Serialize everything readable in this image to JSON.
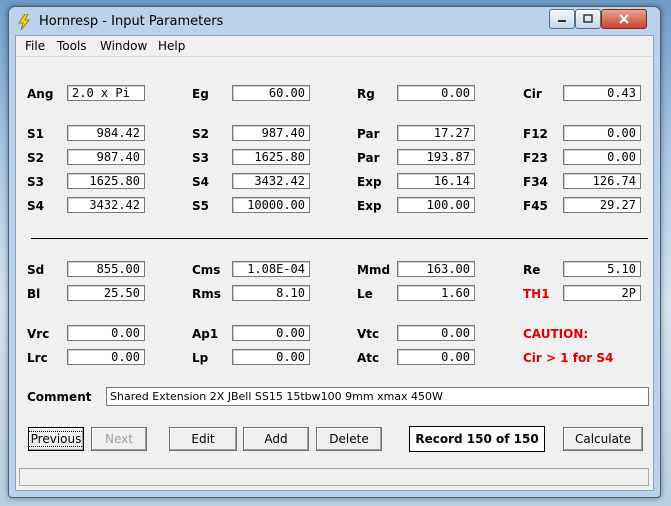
{
  "window": {
    "title": "Hornresp - Input Parameters"
  },
  "menu": [
    "File",
    "Tools",
    "Window",
    "Help"
  ],
  "row1": {
    "ang_label": "Ang",
    "ang": "2.0 x Pi",
    "eg_label": "Eg",
    "eg": "60.00",
    "rg_label": "Rg",
    "rg": "0.00",
    "cir_label": "Cir",
    "cir": "0.43"
  },
  "horn": [
    {
      "l1": "S1",
      "v1": "984.42",
      "l2": "S2",
      "v2": "987.40",
      "l3": "Par",
      "v3": "17.27",
      "l4": "F12",
      "v4": "0.00"
    },
    {
      "l1": "S2",
      "v1": "987.40",
      "l2": "S3",
      "v2": "1625.80",
      "l3": "Par",
      "v3": "193.87",
      "l4": "F23",
      "v4": "0.00"
    },
    {
      "l1": "S3",
      "v1": "1625.80",
      "l2": "S4",
      "v2": "3432.42",
      "l3": "Exp",
      "v3": "16.14",
      "l4": "F34",
      "v4": "126.74"
    },
    {
      "l1": "S4",
      "v1": "3432.42",
      "l2": "S5",
      "v2": "10000.00",
      "l3": "Exp",
      "v3": "100.00",
      "l4": "F45",
      "v4": "29.27"
    }
  ],
  "driver": {
    "sd_label": "Sd",
    "sd": "855.00",
    "cms_label": "Cms",
    "cms": "1.08E-04",
    "mmd_label": "Mmd",
    "mmd": "163.00",
    "re_label": "Re",
    "re": "5.10",
    "bl_label": "Bl",
    "bl": "25.50",
    "rms_label": "Rms",
    "rms": "8.10",
    "le_label": "Le",
    "le": "1.60",
    "th1_label": "TH1",
    "th1": "2P"
  },
  "chambers": {
    "vrc_label": "Vrc",
    "vrc": "0.00",
    "ap1_label": "Ap1",
    "ap1": "0.00",
    "vtc_label": "Vtc",
    "vtc": "0.00",
    "caution": "CAUTION:",
    "lrc_label": "Lrc",
    "lrc": "0.00",
    "lp_label": "Lp",
    "lp": "0.00",
    "atc_label": "Atc",
    "atc": "0.00",
    "caution_msg": "Cir > 1 for S4"
  },
  "comment": {
    "label": "Comment",
    "value": "Shared Extension 2X JBell SS15 15tbw100 9mm xmax 450W"
  },
  "buttons": {
    "previous": "Previous",
    "next": "Next",
    "edit": "Edit",
    "add": "Add",
    "delete": "Delete",
    "calculate": "Calculate"
  },
  "record": "Record 150 of 150",
  "colors": {
    "caution": "#e00000"
  }
}
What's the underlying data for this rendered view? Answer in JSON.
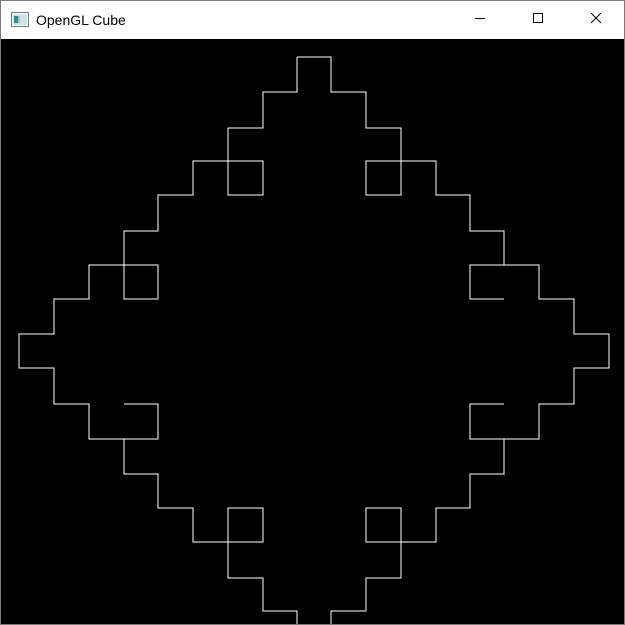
{
  "window": {
    "title": "OpenGL Cube",
    "icon": "opengl-app-icon",
    "controls": {
      "minimize": "minimize-icon",
      "maximize": "maximize-icon",
      "close": "close-icon"
    }
  },
  "canvas": {
    "background": "#000000",
    "line_color": "#ffffff",
    "shape": "koch-quadratic-fractal-outline"
  }
}
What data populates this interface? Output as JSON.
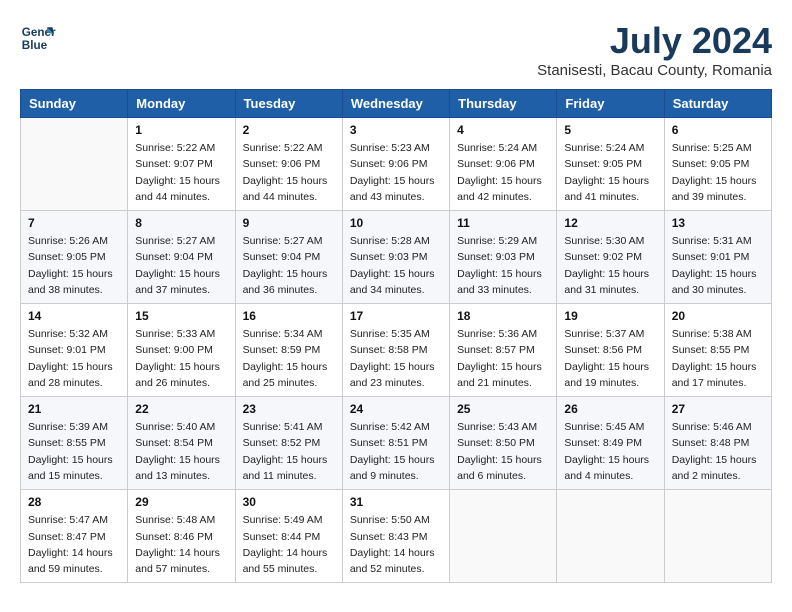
{
  "header": {
    "logo_line1": "General",
    "logo_line2": "Blue",
    "month_year": "July 2024",
    "location": "Stanisesti, Bacau County, Romania"
  },
  "days_of_week": [
    "Sunday",
    "Monday",
    "Tuesday",
    "Wednesday",
    "Thursday",
    "Friday",
    "Saturday"
  ],
  "weeks": [
    [
      {
        "day": "",
        "info": ""
      },
      {
        "day": "1",
        "info": "Sunrise: 5:22 AM\nSunset: 9:07 PM\nDaylight: 15 hours\nand 44 minutes."
      },
      {
        "day": "2",
        "info": "Sunrise: 5:22 AM\nSunset: 9:06 PM\nDaylight: 15 hours\nand 44 minutes."
      },
      {
        "day": "3",
        "info": "Sunrise: 5:23 AM\nSunset: 9:06 PM\nDaylight: 15 hours\nand 43 minutes."
      },
      {
        "day": "4",
        "info": "Sunrise: 5:24 AM\nSunset: 9:06 PM\nDaylight: 15 hours\nand 42 minutes."
      },
      {
        "day": "5",
        "info": "Sunrise: 5:24 AM\nSunset: 9:05 PM\nDaylight: 15 hours\nand 41 minutes."
      },
      {
        "day": "6",
        "info": "Sunrise: 5:25 AM\nSunset: 9:05 PM\nDaylight: 15 hours\nand 39 minutes."
      }
    ],
    [
      {
        "day": "7",
        "info": "Sunrise: 5:26 AM\nSunset: 9:05 PM\nDaylight: 15 hours\nand 38 minutes."
      },
      {
        "day": "8",
        "info": "Sunrise: 5:27 AM\nSunset: 9:04 PM\nDaylight: 15 hours\nand 37 minutes."
      },
      {
        "day": "9",
        "info": "Sunrise: 5:27 AM\nSunset: 9:04 PM\nDaylight: 15 hours\nand 36 minutes."
      },
      {
        "day": "10",
        "info": "Sunrise: 5:28 AM\nSunset: 9:03 PM\nDaylight: 15 hours\nand 34 minutes."
      },
      {
        "day": "11",
        "info": "Sunrise: 5:29 AM\nSunset: 9:03 PM\nDaylight: 15 hours\nand 33 minutes."
      },
      {
        "day": "12",
        "info": "Sunrise: 5:30 AM\nSunset: 9:02 PM\nDaylight: 15 hours\nand 31 minutes."
      },
      {
        "day": "13",
        "info": "Sunrise: 5:31 AM\nSunset: 9:01 PM\nDaylight: 15 hours\nand 30 minutes."
      }
    ],
    [
      {
        "day": "14",
        "info": "Sunrise: 5:32 AM\nSunset: 9:01 PM\nDaylight: 15 hours\nand 28 minutes."
      },
      {
        "day": "15",
        "info": "Sunrise: 5:33 AM\nSunset: 9:00 PM\nDaylight: 15 hours\nand 26 minutes."
      },
      {
        "day": "16",
        "info": "Sunrise: 5:34 AM\nSunset: 8:59 PM\nDaylight: 15 hours\nand 25 minutes."
      },
      {
        "day": "17",
        "info": "Sunrise: 5:35 AM\nSunset: 8:58 PM\nDaylight: 15 hours\nand 23 minutes."
      },
      {
        "day": "18",
        "info": "Sunrise: 5:36 AM\nSunset: 8:57 PM\nDaylight: 15 hours\nand 21 minutes."
      },
      {
        "day": "19",
        "info": "Sunrise: 5:37 AM\nSunset: 8:56 PM\nDaylight: 15 hours\nand 19 minutes."
      },
      {
        "day": "20",
        "info": "Sunrise: 5:38 AM\nSunset: 8:55 PM\nDaylight: 15 hours\nand 17 minutes."
      }
    ],
    [
      {
        "day": "21",
        "info": "Sunrise: 5:39 AM\nSunset: 8:55 PM\nDaylight: 15 hours\nand 15 minutes."
      },
      {
        "day": "22",
        "info": "Sunrise: 5:40 AM\nSunset: 8:54 PM\nDaylight: 15 hours\nand 13 minutes."
      },
      {
        "day": "23",
        "info": "Sunrise: 5:41 AM\nSunset: 8:52 PM\nDaylight: 15 hours\nand 11 minutes."
      },
      {
        "day": "24",
        "info": "Sunrise: 5:42 AM\nSunset: 8:51 PM\nDaylight: 15 hours\nand 9 minutes."
      },
      {
        "day": "25",
        "info": "Sunrise: 5:43 AM\nSunset: 8:50 PM\nDaylight: 15 hours\nand 6 minutes."
      },
      {
        "day": "26",
        "info": "Sunrise: 5:45 AM\nSunset: 8:49 PM\nDaylight: 15 hours\nand 4 minutes."
      },
      {
        "day": "27",
        "info": "Sunrise: 5:46 AM\nSunset: 8:48 PM\nDaylight: 15 hours\nand 2 minutes."
      }
    ],
    [
      {
        "day": "28",
        "info": "Sunrise: 5:47 AM\nSunset: 8:47 PM\nDaylight: 14 hours\nand 59 minutes."
      },
      {
        "day": "29",
        "info": "Sunrise: 5:48 AM\nSunset: 8:46 PM\nDaylight: 14 hours\nand 57 minutes."
      },
      {
        "day": "30",
        "info": "Sunrise: 5:49 AM\nSunset: 8:44 PM\nDaylight: 14 hours\nand 55 minutes."
      },
      {
        "day": "31",
        "info": "Sunrise: 5:50 AM\nSunset: 8:43 PM\nDaylight: 14 hours\nand 52 minutes."
      },
      {
        "day": "",
        "info": ""
      },
      {
        "day": "",
        "info": ""
      },
      {
        "day": "",
        "info": ""
      }
    ]
  ]
}
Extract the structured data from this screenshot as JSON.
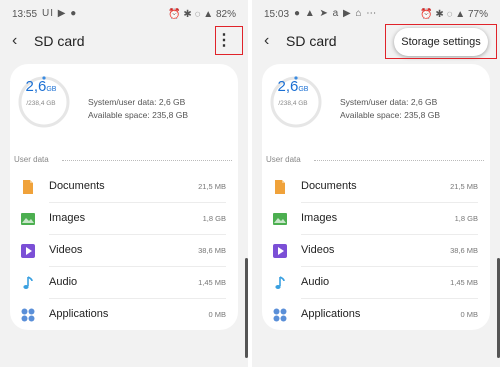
{
  "left": {
    "status": {
      "time": "13:55",
      "notif_icons": "UI ▶ ●",
      "system": "⏰ ✱ ◌ ▲ 82%"
    },
    "title": "SD card",
    "storage": {
      "used": "2,6",
      "used_unit": "GB",
      "total": "/238,4 GB",
      "system_line": "System/user data: 2,6 GB",
      "available_line": "Available space: 235,8 GB"
    },
    "section_label": "User data",
    "items": [
      {
        "label": "Documents",
        "size": "21,5 MB",
        "icon": "document-icon",
        "color": "#f0a23a"
      },
      {
        "label": "Images",
        "size": "1,8 GB",
        "icon": "image-icon",
        "color": "#4caf50"
      },
      {
        "label": "Videos",
        "size": "38,6 MB",
        "icon": "video-icon",
        "color": "#7b4fd6"
      },
      {
        "label": "Audio",
        "size": "1,45 MB",
        "icon": "music-icon",
        "color": "#3aa0e0"
      },
      {
        "label": "Applications",
        "size": "0 MB",
        "icon": "apps-icon",
        "color": "#5a8fd8"
      }
    ]
  },
  "right": {
    "status": {
      "time": "15:03",
      "notif_icons": "● ▲ ➤ a ▶ ⌂ ⋯",
      "system": "⏰ ✱ ◌ ▲ 77%"
    },
    "title": "SD card",
    "menu_item": "Storage settings",
    "storage": {
      "used": "2,6",
      "used_unit": "GB",
      "total": "/238,4 GB",
      "system_line": "System/user data: 2,6 GB",
      "available_line": "Available space: 235,8 GB"
    },
    "section_label": "User data",
    "items": [
      {
        "label": "Documents",
        "size": "21,5 MB"
      },
      {
        "label": "Images",
        "size": "1,8 GB"
      },
      {
        "label": "Videos",
        "size": "38,6 MB"
      },
      {
        "label": "Audio",
        "size": "1,45 MB"
      },
      {
        "label": "Applications",
        "size": "0 MB"
      }
    ]
  },
  "colors": {
    "accent": "#1a6fd3",
    "highlight": "#e0232a"
  }
}
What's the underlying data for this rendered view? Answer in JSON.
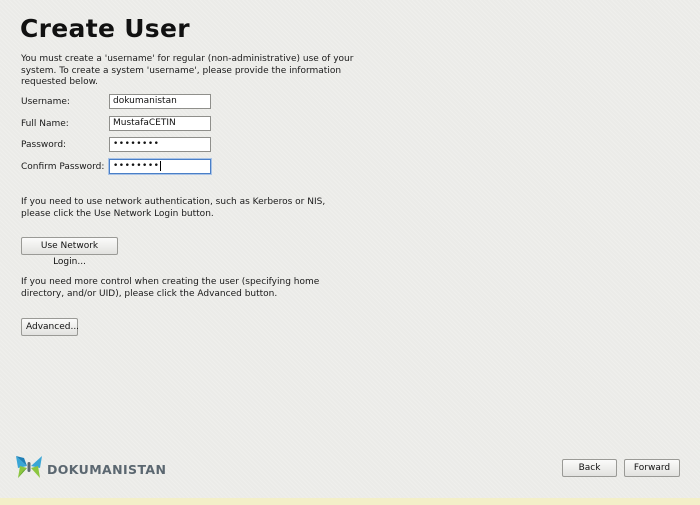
{
  "page": {
    "title": "Create User",
    "intro": "You must create a 'username' for regular (non-administrative) use of your system.  To create a system 'username', please provide the information requested below."
  },
  "form": {
    "username_label": "Username:",
    "username_value": "dokumanistan",
    "fullname_label": "Full Name:",
    "fullname_value": "MustafaCETIN",
    "password_label": "Password:",
    "password_mask": "••••••••",
    "confirm_label": "Confirm Password:",
    "confirm_mask": "••••••••"
  },
  "network": {
    "text": "If you need to use network authentication, such as Kerberos or NIS, please click the Use Network Login button.",
    "button_label": "Use Network Login..."
  },
  "advanced": {
    "text": "If you need more control when creating the user (specifying home directory, and/or UID), please click the Advanced button.",
    "button_label": "Advanced..."
  },
  "footer": {
    "logo_text": "DOKUMANISTAN",
    "logo_icon": "butterfly-logo-icon",
    "back_label": "Back",
    "forward_label": "Forward"
  }
}
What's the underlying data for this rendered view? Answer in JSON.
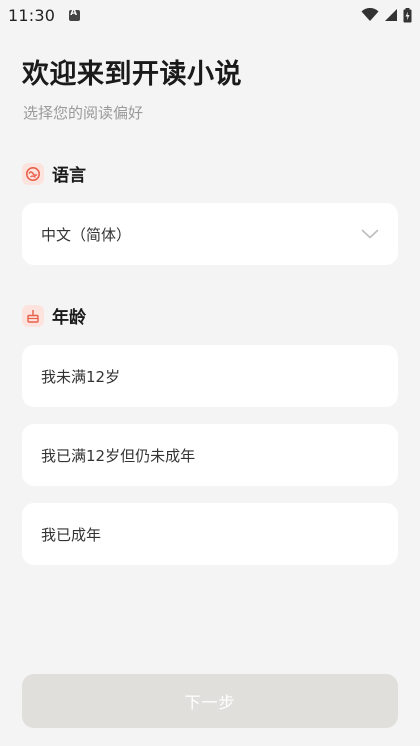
{
  "status_bar": {
    "time": "11:30",
    "icons": [
      "notification-icon",
      "wifi-icon",
      "signal-icon",
      "battery-icon"
    ]
  },
  "header": {
    "title": "欢迎来到开读小说",
    "subtitle": "选择您的阅读偏好"
  },
  "language": {
    "label": "语言",
    "icon": "language-icon",
    "selected": "中文（简体）"
  },
  "age": {
    "label": "年龄",
    "icon": "cake-icon",
    "options": [
      "我未满12岁",
      "我已满12岁但仍未成年",
      "我已成年"
    ]
  },
  "footer": {
    "next_label": "下一步"
  },
  "colors": {
    "background": "#f4f4f4",
    "card": "#ffffff",
    "accent": "#e8604a",
    "icon_bg": "#fde3de",
    "button_disabled": "#e0dfdc"
  }
}
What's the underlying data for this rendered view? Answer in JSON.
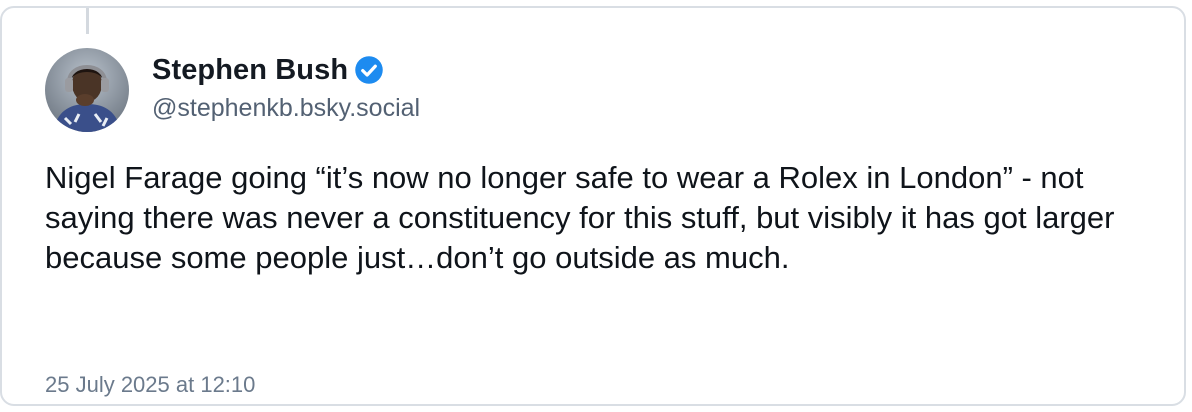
{
  "post": {
    "author": {
      "display_name": "Stephen Bush",
      "handle": "@stephenkb.bsky.social",
      "verified": true,
      "avatar_icon": "user-avatar"
    },
    "text": "Nigel Farage going “it’s now no longer safe to wear a Rolex in London” - not saying there was never a constituency for this stuff, but visibly it has got larger because some people just…don’t go outside as much.",
    "timestamp": "25 July 2025 at 12:10"
  },
  "colors": {
    "verified_badge": "#1d8bf0",
    "handle": "#536173",
    "timestamp": "#6b7a8c",
    "border": "#d9dee4"
  }
}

Instructions for the task:
Extract from the material all lines containing the string "click".

The answer:
    "text": "If you need to use network authentication, such as Kerberos or NIS, please click the Use Network Login button.",
    "text": "If you need more control when creating the user (specifying home directory, and/or UID), please click the Advanced button.",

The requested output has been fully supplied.